Stated task –
Below are some entries. Output each one exactly as it appears.

Available data –
□ □ □ □ □
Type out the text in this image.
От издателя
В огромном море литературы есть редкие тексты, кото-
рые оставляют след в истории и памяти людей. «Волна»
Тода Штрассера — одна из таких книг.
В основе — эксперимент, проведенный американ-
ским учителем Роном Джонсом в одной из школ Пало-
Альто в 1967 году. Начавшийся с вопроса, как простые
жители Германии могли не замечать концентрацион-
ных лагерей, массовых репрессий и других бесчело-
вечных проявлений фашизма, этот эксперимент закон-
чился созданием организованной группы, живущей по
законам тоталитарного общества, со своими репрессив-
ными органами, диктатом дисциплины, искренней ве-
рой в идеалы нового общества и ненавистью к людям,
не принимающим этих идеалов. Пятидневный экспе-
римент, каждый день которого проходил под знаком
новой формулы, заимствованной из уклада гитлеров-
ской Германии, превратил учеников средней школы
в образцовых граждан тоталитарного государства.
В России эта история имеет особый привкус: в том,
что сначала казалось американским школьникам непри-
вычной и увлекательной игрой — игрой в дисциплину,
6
□ □ □ □ □
Full solution –
Type out the text in this image.
От издателя
В огромном море литературы есть редкие тексты, кото-
рые оставляют след в истории и памяти людей. «Волна»
Тода Штрассера — одна из таких книг.
В основе — эксперимент, проведенный американ-
ским учителем Роном Джонсом в одной из школ Пало-
Альто в 1967 году. Начавшийся с вопроса, как простые
жители Германии могли не замечать концентрацион-
ных лагерей, массовых репрессий и других бесчело-
вечных проявлений фашизма, этот эксперимент закон-
чился созданием организованной группы, живущей по
законам тоталитарного общества, со своими репрессив-
ными органами, диктатом дисциплины, искренней ве-
рой в идеалы нового общества и ненавистью к людям,
не принимающим этих идеалов. Пятидневный экспе-
римент, каждый день которого проходил под знаком
новой формулы, заимствованной из уклада гитлеров-
ской Германии, превратил учеников средней школы
в образцовых граждан тоталитарного государства.
В России эта история имеет особый привкус: в том,
что сначала казалось американским школьникам непри-
вычной и увлекательной игрой — игрой в дисциплину,
6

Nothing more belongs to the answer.